Figure content listings
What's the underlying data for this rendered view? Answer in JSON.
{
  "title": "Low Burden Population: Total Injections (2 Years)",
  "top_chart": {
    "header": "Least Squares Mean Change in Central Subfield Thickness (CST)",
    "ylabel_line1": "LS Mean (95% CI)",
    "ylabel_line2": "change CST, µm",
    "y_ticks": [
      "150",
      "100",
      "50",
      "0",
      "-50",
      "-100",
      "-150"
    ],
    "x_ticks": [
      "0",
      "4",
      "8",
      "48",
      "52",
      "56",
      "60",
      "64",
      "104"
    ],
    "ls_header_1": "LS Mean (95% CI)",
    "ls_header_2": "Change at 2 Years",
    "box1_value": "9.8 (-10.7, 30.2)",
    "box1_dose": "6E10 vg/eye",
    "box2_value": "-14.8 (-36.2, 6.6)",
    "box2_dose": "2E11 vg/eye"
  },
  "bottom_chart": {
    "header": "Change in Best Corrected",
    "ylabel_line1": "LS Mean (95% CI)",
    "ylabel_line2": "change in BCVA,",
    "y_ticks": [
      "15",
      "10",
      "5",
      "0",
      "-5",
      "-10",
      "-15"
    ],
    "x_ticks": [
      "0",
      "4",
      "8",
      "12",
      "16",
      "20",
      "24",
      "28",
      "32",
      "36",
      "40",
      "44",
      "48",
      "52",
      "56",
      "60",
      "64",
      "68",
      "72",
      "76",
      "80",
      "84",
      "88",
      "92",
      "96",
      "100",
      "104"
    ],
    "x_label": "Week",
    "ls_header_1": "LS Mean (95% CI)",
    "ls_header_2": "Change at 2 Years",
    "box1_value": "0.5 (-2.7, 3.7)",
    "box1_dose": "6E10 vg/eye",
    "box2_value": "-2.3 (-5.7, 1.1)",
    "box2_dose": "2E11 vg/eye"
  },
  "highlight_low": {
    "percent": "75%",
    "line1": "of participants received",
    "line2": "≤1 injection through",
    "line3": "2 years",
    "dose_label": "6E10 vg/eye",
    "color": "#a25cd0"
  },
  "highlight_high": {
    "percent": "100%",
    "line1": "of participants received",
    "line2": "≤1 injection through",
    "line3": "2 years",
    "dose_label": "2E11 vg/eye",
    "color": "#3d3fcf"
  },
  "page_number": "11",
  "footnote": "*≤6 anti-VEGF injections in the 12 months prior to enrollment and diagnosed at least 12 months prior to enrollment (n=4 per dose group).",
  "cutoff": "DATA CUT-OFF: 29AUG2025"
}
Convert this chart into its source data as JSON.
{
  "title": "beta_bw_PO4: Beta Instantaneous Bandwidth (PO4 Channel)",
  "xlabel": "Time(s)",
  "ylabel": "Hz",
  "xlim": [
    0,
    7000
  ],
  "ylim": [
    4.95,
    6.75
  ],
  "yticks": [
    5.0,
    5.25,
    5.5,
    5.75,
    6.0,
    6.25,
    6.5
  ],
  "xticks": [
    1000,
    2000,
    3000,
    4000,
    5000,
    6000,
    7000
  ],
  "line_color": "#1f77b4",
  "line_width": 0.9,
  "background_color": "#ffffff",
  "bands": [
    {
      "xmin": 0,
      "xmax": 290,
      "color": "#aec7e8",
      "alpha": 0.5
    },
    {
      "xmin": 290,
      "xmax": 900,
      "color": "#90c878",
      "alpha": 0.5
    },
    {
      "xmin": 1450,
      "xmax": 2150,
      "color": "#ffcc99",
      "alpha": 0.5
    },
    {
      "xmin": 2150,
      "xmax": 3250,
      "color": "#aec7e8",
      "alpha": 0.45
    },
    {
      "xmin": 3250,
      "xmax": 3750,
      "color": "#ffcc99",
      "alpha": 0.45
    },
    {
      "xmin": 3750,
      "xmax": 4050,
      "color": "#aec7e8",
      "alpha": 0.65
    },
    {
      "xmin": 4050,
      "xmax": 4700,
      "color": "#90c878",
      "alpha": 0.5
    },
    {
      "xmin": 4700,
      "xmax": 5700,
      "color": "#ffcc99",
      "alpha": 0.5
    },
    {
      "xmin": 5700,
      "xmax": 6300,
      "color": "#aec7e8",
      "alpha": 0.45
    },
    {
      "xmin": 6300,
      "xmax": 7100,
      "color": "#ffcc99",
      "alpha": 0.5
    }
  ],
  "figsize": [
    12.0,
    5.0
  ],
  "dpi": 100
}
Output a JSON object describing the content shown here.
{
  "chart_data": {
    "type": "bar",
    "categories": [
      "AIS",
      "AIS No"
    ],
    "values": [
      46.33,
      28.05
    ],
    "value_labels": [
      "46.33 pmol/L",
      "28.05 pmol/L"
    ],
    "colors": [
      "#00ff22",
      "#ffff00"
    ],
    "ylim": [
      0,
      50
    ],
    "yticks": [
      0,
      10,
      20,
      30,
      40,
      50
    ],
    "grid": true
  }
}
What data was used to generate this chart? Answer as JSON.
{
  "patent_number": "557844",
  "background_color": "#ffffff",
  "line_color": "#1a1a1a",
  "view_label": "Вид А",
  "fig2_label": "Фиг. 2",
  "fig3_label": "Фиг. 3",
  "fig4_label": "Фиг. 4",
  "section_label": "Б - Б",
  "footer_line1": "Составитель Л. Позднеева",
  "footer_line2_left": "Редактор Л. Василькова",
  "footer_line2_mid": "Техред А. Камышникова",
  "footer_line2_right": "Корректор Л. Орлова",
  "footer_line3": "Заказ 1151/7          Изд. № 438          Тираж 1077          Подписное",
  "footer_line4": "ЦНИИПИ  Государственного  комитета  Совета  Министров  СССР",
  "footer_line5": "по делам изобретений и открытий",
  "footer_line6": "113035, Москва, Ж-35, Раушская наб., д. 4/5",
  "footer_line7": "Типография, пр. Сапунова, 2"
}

» **Set problem**
Extract, verbatim, the lines from the one containing "What data was" through the last line of the listing above.

» **Exercise answer**
What data was used to generate this chart? Answer as JSON.
{
  "patent_number": "557844",
  "background_color": "#ffffff",
  "line_color": "#1a1a1a",
  "view_label": "Вид А",
  "fig2_label": "Фиг. 2",
  "fig3_label": "Фиг. 3",
  "fig4_label": "Фиг. 4",
  "section_label": "Б - Б",
  "footer_line1": "Составитель Л. Позднеева",
  "footer_line2_left": "Редактор Л. Василькова",
  "footer_line2_mid": "Техред А. Камышникова",
  "footer_line2_right": "Корректор Л. Орлова",
  "footer_line3": "Заказ 1151/7          Изд. № 438          Тираж 1077          Подписное",
  "footer_line4": "ЦНИИПИ  Государственного  комитета  Совета  Министров  СССР",
  "footer_line5": "по делам изобретений и открытий",
  "footer_line6": "113035, Москва, Ж-35, Раушская наб., д. 4/5",
  "footer_line7": "Типография, пр. Сапунова, 2"
}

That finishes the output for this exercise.